O choque de gerações é uma realidade quase sempre intensa e algo desconfortável na vida de quase todas as famílias. Não é apenas a questão de idade que nos afasta aos poucos daqueles que um dia foram o nosso porto seguro. E também não é apenas a questão da maturidade que impede a saudável relação quando os nossos filhos chegam à desafiante adolescência. O que realmente dói, são as projeções que fazemos e as desilusões das expectativas idealistas que temos tanto em relação aos pais como aos filhos. É o estado de ignorância que nos incapacita de percebermos porque afinal a lei da atração nos juntou a todos na mesma família.
Não é raro sentirmo-nos deslocados, que não fazemos parte, que não tivemos sorte com a familia que nos calhou. Ralhamos e rogamos pragas ao que nem sempre parece fazer sentido quando apenas precisamos aprender a analisar estas dinâmicas pelos olhos da espiritualidade;
Projeção: A projeção é um mecanismo de defesa no qual os atributos pessoais inaceitáveis ou indesejados são atribuídos a outra pessoa mantendo-se o próprio em negação dos mesmos. A Projeção psicológica ocorre quando culpamos outros do que ainda não aceitamos em nós.

Tarefas a realizar:
(a) Segundo o excerto, quando é que ocorre a projeção psicológica?
(b) Cite, tal como aparece no excerto, a parte que abre com as palavras "O choque de" e fecha com "na mesma família.".
Responda usando apenas o excerto.

[Dados de coordenadas do layout]
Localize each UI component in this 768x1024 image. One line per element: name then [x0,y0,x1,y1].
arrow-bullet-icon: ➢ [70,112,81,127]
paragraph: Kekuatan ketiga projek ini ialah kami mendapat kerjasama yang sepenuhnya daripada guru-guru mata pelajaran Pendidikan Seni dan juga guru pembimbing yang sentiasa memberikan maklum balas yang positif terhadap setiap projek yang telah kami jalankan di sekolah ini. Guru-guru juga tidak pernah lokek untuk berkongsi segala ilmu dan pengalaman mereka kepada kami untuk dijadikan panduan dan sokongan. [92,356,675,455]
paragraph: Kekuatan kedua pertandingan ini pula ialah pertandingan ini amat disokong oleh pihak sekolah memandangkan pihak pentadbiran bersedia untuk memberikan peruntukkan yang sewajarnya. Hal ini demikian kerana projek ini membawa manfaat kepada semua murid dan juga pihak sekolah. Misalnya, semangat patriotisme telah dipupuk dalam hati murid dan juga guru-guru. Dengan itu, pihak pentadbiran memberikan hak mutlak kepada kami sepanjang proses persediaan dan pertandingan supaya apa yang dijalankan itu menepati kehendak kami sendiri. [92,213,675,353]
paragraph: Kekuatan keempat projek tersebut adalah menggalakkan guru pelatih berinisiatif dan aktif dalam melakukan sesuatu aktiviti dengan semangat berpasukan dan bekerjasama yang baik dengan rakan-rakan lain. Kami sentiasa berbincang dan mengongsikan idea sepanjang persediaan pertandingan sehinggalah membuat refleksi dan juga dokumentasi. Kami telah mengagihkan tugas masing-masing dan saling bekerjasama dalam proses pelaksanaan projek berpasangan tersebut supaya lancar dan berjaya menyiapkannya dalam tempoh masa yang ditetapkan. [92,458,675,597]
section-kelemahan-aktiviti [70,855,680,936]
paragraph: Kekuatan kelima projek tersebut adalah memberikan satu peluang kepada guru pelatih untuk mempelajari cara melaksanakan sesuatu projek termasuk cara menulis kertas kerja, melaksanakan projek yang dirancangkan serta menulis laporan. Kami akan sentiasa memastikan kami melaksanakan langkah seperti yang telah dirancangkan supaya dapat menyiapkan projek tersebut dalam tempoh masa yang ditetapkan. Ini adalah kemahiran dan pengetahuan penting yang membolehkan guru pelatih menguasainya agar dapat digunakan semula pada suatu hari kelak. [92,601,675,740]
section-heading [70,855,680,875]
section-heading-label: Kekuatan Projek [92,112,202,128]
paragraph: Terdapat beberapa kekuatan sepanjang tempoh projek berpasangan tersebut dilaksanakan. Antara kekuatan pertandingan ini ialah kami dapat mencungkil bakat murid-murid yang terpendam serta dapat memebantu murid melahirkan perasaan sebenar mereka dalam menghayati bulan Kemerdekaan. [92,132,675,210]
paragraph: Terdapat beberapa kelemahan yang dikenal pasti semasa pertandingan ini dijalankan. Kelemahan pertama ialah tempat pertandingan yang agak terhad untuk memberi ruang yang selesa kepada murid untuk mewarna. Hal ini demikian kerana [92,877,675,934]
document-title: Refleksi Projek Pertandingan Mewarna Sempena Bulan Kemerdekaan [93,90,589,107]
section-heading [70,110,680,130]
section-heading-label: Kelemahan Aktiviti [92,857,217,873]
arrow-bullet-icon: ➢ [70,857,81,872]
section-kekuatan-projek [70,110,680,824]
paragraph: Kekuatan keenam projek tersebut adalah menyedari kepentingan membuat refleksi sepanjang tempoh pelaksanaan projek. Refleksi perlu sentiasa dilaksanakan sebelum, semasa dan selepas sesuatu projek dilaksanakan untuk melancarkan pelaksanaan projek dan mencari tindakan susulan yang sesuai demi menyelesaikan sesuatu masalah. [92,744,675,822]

As respostas:
(a) Ocorre quando culpamos outros do que ainda não aceitamos em nós.

(b)
O choque de gerações é uma realidade quase sempre intensa e algo desconfortável na vida de quase todas as famílias. Não é apenas a questão de idade que nos afasta aos poucos daqueles que um dia foram o nosso porto seguro. E também não é apenas a questão da maturidade que impede a saudável relação quando os nossos filhos chegam à desafiante adolescência. O que realmente dói, são as projeções que fazemos e as desilusões das expectativas idealistas que temos tanto em relação aos pais como aos filhos. É o estado de ignorância que nos incapacita de percebermos porque afinal a lei da atração nos juntou a todos na mesma família.